-- START Input records --

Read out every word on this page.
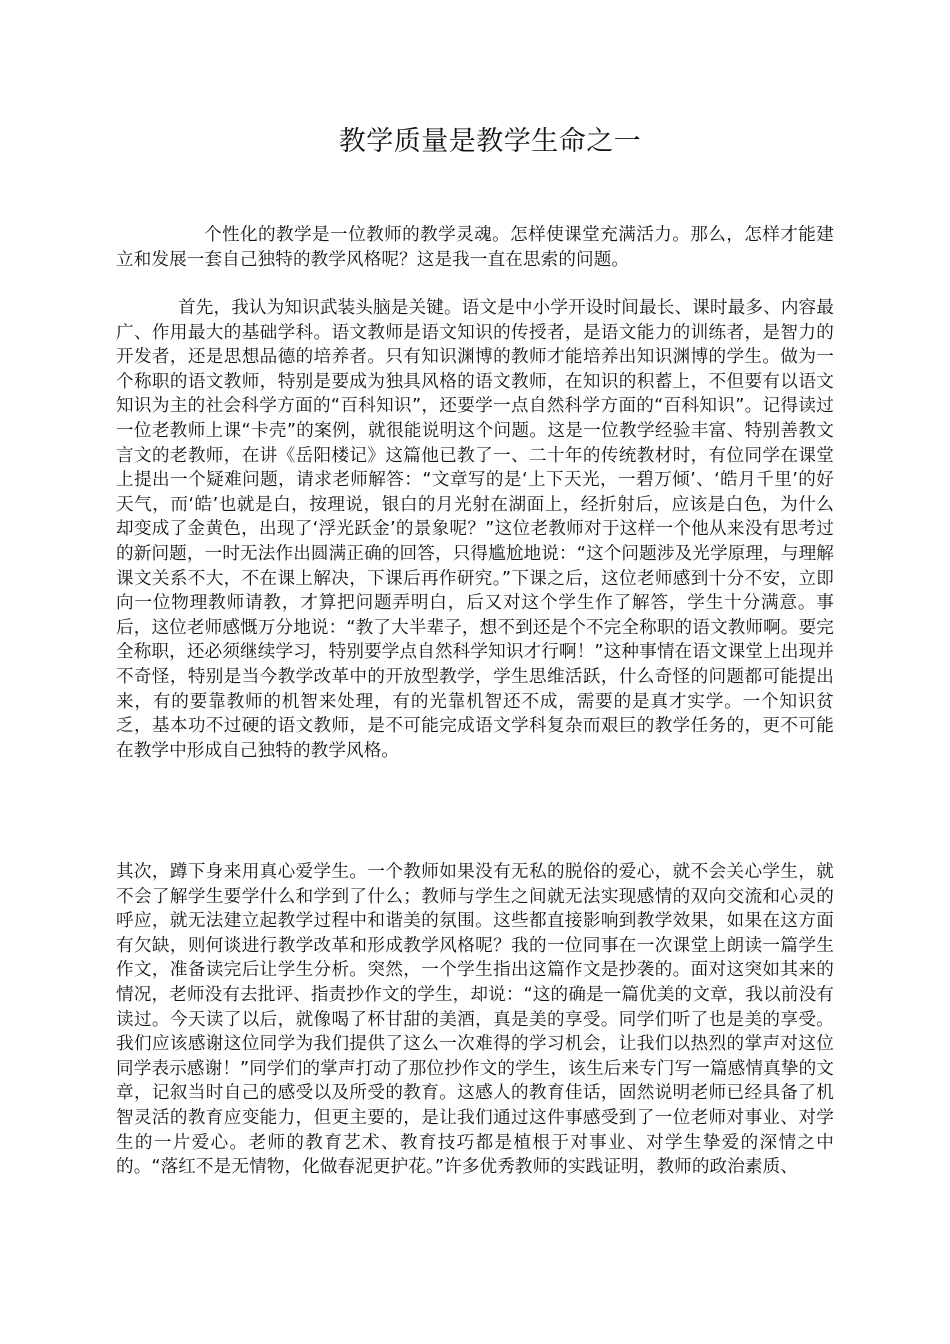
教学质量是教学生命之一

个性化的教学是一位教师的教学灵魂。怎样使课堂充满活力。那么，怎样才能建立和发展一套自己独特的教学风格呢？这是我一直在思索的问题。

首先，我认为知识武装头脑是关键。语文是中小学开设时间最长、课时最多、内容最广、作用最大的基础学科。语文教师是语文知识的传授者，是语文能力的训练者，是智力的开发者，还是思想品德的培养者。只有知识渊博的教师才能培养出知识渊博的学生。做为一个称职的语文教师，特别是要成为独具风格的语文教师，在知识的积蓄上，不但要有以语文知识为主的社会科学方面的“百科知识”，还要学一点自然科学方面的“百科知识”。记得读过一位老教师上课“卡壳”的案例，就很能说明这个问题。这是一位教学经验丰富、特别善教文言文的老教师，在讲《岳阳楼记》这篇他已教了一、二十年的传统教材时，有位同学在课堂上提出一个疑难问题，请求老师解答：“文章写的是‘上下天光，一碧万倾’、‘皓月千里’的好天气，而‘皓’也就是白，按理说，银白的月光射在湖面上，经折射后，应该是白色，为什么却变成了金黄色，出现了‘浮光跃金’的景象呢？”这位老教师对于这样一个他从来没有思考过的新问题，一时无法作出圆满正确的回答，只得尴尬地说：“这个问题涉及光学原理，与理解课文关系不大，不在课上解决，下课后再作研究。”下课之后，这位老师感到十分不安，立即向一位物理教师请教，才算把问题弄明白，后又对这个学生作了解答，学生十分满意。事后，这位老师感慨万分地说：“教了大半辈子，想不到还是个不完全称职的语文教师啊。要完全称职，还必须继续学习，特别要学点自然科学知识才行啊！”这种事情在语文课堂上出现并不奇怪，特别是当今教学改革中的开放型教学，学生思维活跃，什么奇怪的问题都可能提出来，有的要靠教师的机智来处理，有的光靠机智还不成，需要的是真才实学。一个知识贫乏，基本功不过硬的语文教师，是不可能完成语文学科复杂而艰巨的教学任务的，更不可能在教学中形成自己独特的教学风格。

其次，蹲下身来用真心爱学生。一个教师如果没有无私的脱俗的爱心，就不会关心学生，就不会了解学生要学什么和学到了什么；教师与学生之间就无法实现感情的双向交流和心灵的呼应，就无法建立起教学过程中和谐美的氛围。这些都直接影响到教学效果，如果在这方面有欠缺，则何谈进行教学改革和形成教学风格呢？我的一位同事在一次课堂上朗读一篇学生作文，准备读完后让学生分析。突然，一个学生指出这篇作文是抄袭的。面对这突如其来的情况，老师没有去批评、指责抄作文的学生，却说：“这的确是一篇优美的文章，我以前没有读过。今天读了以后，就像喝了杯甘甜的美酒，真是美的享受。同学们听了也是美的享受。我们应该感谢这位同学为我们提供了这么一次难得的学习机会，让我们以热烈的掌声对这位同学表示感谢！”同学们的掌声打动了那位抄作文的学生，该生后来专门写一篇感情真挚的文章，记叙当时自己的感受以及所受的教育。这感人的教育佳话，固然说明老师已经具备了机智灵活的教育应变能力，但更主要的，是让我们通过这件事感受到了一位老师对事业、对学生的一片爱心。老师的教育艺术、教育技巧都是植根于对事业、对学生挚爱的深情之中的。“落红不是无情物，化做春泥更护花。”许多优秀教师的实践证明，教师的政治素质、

-- END Input records --

#### Task to carry out
Exact duplication of all the records is required; pictures are omitted from the copy.

#### Expected answer
Read out every word on this page.
教学质量是教学生命之一

个性化的教学是一位教师的教学灵魂。怎样使课堂充满活力。那么，怎样才能建立和发展一套自己独特的教学风格呢？这是我一直在思索的问题。

首先，我认为知识武装头脑是关键。语文是中小学开设时间最长、课时最多、内容最广、作用最大的基础学科。语文教师是语文知识的传授者，是语文能力的训练者，是智力的开发者，还是思想品德的培养者。只有知识渊博的教师才能培养出知识渊博的学生。做为一个称职的语文教师，特别是要成为独具风格的语文教师，在知识的积蓄上，不但要有以语文知识为主的社会科学方面的“百科知识”，还要学一点自然科学方面的“百科知识”。记得读过一位老教师上课“卡壳”的案例，就很能说明这个问题。这是一位教学经验丰富、特别善教文言文的老教师，在讲《岳阳楼记》这篇他已教了一、二十年的传统教材时，有位同学在课堂上提出一个疑难问题，请求老师解答：“文章写的是‘上下天光，一碧万倾’、‘皓月千里’的好天气，而‘皓’也就是白，按理说，银白的月光射在湖面上，经折射后，应该是白色，为什么却变成了金黄色，出现了‘浮光跃金’的景象呢？”这位老教师对于这样一个他从来没有思考过的新问题，一时无法作出圆满正确的回答，只得尴尬地说：“这个问题涉及光学原理，与理解课文关系不大，不在课上解决，下课后再作研究。”下课之后，这位老师感到十分不安，立即向一位物理教师请教，才算把问题弄明白，后又对这个学生作了解答，学生十分满意。事后，这位老师感慨万分地说：“教了大半辈子，想不到还是个不完全称职的语文教师啊。要完全称职，还必须继续学习，特别要学点自然科学知识才行啊！”这种事情在语文课堂上出现并不奇怪，特别是当今教学改革中的开放型教学，学生思维活跃，什么奇怪的问题都可能提出来，有的要靠教师的机智来处理，有的光靠机智还不成，需要的是真才实学。一个知识贫乏，基本功不过硬的语文教师，是不可能完成语文学科复杂而艰巨的教学任务的，更不可能在教学中形成自己独特的教学风格。

其次，蹲下身来用真心爱学生。一个教师如果没有无私的脱俗的爱心，就不会关心学生，就不会了解学生要学什么和学到了什么；教师与学生之间就无法实现感情的双向交流和心灵的呼应，就无法建立起教学过程中和谐美的氛围。这些都直接影响到教学效果，如果在这方面有欠缺，则何谈进行教学改革和形成教学风格呢？我的一位同事在一次课堂上朗读一篇学生作文，准备读完后让学生分析。突然，一个学生指出这篇作文是抄袭的。面对这突如其来的情况，老师没有去批评、指责抄作文的学生，却说：“这的确是一篇优美的文章，我以前没有读过。今天读了以后，就像喝了杯甘甜的美酒，真是美的享受。同学们听了也是美的享受。我们应该感谢这位同学为我们提供了这么一次难得的学习机会，让我们以热烈的掌声对这位同学表示感谢！”同学们的掌声打动了那位抄作文的学生，该生后来专门写一篇感情真挚的文章，记叙当时自己的感受以及所受的教育。这感人的教育佳话，固然说明老师已经具备了机智灵活的教育应变能力，但更主要的，是让我们通过这件事感受到了一位老师对事业、对学生的一片爱心。老师的教育艺术、教育技巧都是植根于对事业、对学生挚爱的深情之中的。“落红不是无情物，化做春泥更护花。”许多优秀教师的实践证明，教师的政治素质、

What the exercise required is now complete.